-- begin --
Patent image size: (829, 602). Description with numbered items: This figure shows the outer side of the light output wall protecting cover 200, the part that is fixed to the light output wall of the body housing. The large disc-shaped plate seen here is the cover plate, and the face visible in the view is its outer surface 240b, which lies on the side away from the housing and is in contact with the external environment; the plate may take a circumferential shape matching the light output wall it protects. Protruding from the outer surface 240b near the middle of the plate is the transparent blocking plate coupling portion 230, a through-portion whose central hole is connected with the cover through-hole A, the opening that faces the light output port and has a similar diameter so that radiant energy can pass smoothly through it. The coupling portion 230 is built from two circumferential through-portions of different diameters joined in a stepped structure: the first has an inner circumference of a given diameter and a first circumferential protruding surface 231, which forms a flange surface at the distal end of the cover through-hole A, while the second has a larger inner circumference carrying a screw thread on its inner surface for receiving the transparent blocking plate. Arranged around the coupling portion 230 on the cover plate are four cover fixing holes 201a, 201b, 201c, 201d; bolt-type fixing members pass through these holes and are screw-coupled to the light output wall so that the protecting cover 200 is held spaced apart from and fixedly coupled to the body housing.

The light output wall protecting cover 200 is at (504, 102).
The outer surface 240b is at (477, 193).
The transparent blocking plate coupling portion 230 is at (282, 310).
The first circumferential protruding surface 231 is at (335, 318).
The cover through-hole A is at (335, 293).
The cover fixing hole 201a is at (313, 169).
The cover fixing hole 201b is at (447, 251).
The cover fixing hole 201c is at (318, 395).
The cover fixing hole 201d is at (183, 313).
-- end --
▸ **What you will do**: Quote the listing above in full, reproducing each line without any change.

▸ **Task output**:
Patent image size: (829, 602). Description with numbered items: This figure shows the outer side of the light output wall protecting cover 200, the part that is fixed to the light output wall of the body housing. The large disc-shaped plate seen here is the cover plate, and the face visible in the view is its outer surface 240b, which lies on the side away from the housing and is in contact with the external environment; the plate may take a circumferential shape matching the light output wall it protects. Protruding from the outer surface 240b near the middle of the plate is the transparent blocking plate coupling portion 230, a through-portion whose central hole is connected with the cover through-hole A, the opening that faces the light output port and has a similar diameter so that radiant energy can pass smoothly through it. The coupling portion 230 is built from two circumferential through-portions of different diameters joined in a stepped structure: the first has an inner circumference of a given diameter and a first circumferential protruding surface 231, which forms a flange surface at the distal end of the cover through-hole A, while the second has a larger inner circumference carrying a screw thread on its inner surface for receiving the transparent blocking plate. Arranged around the coupling portion 230 on the cover plate are four cover fixing holes 201a, 201b, 201c, 201d; bolt-type fixing members pass through these holes and are screw-coupled to the light output wall so that the protecting cover 200 is held spaced apart from and fixedly coupled to the body housing.

The light output wall protecting cover 200 is at (504, 102).
The outer surface 240b is at (477, 193).
The transparent blocking plate coupling portion 230 is at (282, 310).
The first circumferential protruding surface 231 is at (335, 318).
The cover through-hole A is at (335, 293).
The cover fixing hole 201a is at (313, 169).
The cover fixing hole 201b is at (447, 251).
The cover fixing hole 201c is at (318, 395).
The cover fixing hole 201d is at (183, 313).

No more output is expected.